Arbeitsauftrag 1: Nenne alle Zahlen, die im Textabschnitt über Assange in Ziffern geschrieben stehen, jede nur einmal.
Arbeitsauftrag 2: Übersetze aus dem Textabschnitt über Assange den Satz „Sollte der Berufungsantrag abgelehnt werden, muss Assange binnen 28 Tagen an die USA ausgeliefert werden.“ ins Englische.

Textabschnitt:
Die knapp fünf Jahre in britischer Haft würden auf die US-Strafe für die reduzierte Anklage angerechnet, und Assange könnte das Londoner Hochsicherheitsgefängnis Belmarsh, in dem er einsitzt, wahrscheinlich schon kurz nach der Einigung verlassen, so das „Wall Street Journal“. Assanges Anwalt Barry Pollack bestritt jedoch, Kenntnis von derartigen Plänen des US-Justizministeriums zu haben.

Außenansicht des Hochsicherheitsgefängnisses Belmarsh in London
IMAGO/ZUMA Press
Seit knapp fünf Jahren sitzt Assange im Hochsicherheitsgefängnis Belmarsh im Osten von London

175 Jahre Haft drohen

„Wir können nur sagen, dass wir keine Hinweise darauf erhalten haben, dass das Justizministerium beabsichtigt, den Fall zu lösen, und dass die USA mit der gleichen Entschlossenheit weitermachen wie eh und je, um seine Auslieferung in allen 18 Anklagepunkten zu erwirken und ihn einer Gefängnisstrafe von 175 Jahren auszusetzen“, so Pollack. Das US-Justizministerium kommentierte den „Wall Street Journal“-Bericht nicht.

Bisher will die US-Regierung Assange wegen Spionagevorwürfen den Prozess in den USA machen. Ihm drohen bis zu 175 Jahre Haft. Washington wirft dem Aufdecker vor, geheimes Material von US-Militäreinsätzen im Irak und in Afghanistan gestohlen, veröffentlicht und damit das Leben von US-Informanten in Gefahr gebracht zu haben.

Assanges Anwälte hingegen sehen darin nur die Arbeit eines investigativen Journalisten und verurteilen die Strafverfolgung als Vergeltungsaktion Washingtons, weil WikiLeaks durch die Veröffentlichungen auch Kriegsverbrechen aufdeckte. Für eine Freilassung des 52-Jährigen setzen sich weltweit Menschenrechtsorganisationen und Journalistenverbände ein.

Warten auf Gerichtsentscheid

Derzeit wartet Assange auf die Entscheidung des Obersten Gerichtshofes in London, ob ihm ein volles Berufungsverfahren zusteht. Für den 52-Jährigen wäre es die letzte Chance, sich vor einem britischen Gericht gegen seine Abschiebung zu wehren. Sollte der Berufungsantrag abgelehnt werden, muss Assange binnen 28 Tagen an die USA ausgeliefert werden. In diesem Fall bliebe ihm noch der Gang vor den Europäischen Gerichtshof für Menschenrechte (EGMR) in Straßburg.

[Dateneinträge]
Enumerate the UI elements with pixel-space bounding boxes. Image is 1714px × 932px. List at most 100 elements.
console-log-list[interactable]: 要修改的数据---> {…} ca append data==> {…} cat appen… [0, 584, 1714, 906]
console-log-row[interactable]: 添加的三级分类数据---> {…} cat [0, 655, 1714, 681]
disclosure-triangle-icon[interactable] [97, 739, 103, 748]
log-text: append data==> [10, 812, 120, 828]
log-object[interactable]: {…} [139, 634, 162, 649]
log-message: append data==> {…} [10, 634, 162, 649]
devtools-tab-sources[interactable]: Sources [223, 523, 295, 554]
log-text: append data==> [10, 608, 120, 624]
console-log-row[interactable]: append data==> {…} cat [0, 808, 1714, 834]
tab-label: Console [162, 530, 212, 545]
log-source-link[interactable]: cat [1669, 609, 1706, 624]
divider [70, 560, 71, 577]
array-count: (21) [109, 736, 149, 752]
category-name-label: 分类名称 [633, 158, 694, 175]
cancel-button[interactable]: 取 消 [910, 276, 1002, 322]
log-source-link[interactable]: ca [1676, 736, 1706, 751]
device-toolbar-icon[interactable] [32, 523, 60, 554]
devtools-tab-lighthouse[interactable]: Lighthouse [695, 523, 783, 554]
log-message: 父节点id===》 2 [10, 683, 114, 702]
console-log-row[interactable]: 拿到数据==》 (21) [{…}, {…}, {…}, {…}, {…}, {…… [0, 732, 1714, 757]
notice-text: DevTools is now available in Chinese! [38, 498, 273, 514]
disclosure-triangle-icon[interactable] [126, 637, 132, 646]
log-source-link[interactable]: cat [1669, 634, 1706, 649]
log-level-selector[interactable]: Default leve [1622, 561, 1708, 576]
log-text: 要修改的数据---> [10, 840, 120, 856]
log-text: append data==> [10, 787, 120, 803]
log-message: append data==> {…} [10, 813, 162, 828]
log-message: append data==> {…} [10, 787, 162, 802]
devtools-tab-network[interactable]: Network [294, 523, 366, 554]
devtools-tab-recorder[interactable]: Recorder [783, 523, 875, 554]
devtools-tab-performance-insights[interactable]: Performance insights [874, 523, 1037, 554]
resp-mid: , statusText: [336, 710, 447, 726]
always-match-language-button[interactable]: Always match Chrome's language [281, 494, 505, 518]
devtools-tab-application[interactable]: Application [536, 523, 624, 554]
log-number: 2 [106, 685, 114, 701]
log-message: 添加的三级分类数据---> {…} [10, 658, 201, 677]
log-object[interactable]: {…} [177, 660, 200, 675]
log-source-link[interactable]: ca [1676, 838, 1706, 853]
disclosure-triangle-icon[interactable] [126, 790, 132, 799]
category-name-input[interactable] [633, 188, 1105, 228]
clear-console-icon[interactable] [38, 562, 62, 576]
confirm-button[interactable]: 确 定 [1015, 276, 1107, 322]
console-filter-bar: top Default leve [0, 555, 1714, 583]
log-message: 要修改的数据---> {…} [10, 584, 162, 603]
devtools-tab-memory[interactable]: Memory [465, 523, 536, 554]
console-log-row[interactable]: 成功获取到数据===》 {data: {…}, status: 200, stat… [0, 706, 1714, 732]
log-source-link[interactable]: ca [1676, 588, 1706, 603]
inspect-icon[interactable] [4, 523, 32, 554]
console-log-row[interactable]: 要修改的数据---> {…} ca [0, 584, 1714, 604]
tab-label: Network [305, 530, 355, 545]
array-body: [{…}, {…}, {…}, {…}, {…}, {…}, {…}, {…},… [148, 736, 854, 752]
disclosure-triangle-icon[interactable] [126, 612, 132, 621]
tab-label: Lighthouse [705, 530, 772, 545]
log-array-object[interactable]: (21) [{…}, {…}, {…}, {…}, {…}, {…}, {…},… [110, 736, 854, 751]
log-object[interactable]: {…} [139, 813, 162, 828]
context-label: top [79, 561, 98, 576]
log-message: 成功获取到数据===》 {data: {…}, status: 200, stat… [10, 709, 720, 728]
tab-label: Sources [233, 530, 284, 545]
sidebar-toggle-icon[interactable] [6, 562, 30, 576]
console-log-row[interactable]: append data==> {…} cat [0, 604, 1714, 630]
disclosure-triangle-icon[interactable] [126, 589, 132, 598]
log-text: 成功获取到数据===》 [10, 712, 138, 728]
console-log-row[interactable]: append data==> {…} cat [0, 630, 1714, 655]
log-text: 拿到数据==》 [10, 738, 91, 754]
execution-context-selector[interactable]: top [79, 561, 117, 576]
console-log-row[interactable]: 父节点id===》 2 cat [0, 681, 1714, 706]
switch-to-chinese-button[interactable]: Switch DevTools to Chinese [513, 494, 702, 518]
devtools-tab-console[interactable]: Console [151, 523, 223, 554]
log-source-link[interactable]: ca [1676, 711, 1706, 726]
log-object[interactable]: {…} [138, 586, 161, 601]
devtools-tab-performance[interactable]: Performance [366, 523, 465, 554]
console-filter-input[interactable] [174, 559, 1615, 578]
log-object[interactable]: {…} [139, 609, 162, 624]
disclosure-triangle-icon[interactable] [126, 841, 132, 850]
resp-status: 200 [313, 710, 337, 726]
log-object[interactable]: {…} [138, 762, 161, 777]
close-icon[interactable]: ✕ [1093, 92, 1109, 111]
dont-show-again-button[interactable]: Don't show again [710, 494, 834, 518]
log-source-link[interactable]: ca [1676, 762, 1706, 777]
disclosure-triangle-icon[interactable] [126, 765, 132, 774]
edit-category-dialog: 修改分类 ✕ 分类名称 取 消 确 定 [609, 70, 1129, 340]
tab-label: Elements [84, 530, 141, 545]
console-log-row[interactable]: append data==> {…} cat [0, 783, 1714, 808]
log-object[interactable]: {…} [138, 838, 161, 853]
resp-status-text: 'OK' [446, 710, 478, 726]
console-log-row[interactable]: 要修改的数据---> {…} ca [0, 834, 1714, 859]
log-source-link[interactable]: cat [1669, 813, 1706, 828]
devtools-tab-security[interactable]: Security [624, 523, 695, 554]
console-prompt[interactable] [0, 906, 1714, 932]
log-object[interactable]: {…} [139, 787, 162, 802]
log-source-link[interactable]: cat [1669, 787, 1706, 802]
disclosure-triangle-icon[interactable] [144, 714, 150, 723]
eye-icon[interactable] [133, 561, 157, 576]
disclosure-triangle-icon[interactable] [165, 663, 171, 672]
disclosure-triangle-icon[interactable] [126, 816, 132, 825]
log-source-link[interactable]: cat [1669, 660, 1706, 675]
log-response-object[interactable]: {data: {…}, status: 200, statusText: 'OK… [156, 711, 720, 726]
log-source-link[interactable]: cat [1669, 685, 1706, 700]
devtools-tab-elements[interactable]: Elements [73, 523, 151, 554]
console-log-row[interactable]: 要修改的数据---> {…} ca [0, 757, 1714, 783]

Schriftliche Antwort 1: 175, 18, 52, 28

Schriftliche Antwort 2: Should the application for appeal be rejected, Assange must be extradited to the USA within 28 days.